*Task goal*:
Quote the entries in full, character for character, without their images.

(Saved data entries)

↓↓↓

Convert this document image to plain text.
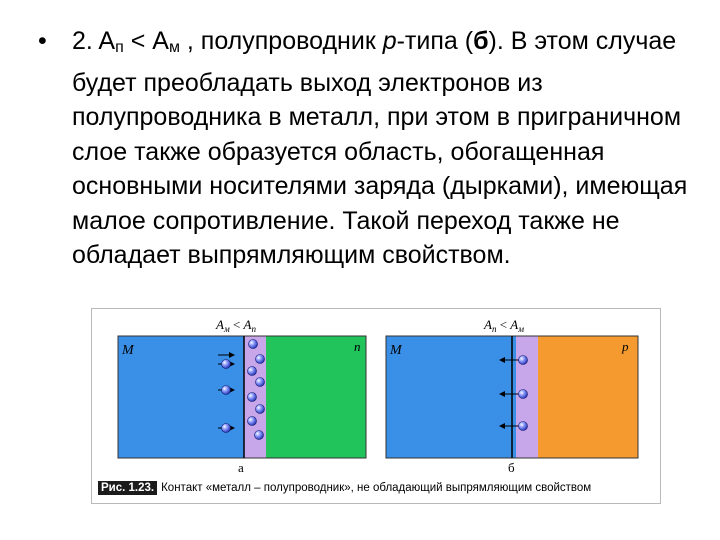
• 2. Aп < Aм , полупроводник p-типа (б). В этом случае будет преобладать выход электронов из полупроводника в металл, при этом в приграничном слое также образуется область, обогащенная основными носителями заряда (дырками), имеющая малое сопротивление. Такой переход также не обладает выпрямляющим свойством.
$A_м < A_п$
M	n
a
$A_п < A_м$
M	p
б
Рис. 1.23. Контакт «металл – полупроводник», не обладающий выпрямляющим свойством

↑↑↑

*Final result*:
Convert this document image to plain text.
• 2. Aп < Aм , полупроводник p-типа (б). В этом случае будет преобладать выход электронов из полупроводника в металл, при этом в приграничном слое также образуется область, обогащенная основными носителями заряда (дырками), имеющая малое сопротивление. Такой переход также не обладает выпрямляющим свойством.
$A_м < A_п$
M	n
a
$A_п < A_м$
M	p
б
Рис. 1.23. Контакт «металл – полупроводник», не обладающий выпрямляющим свойством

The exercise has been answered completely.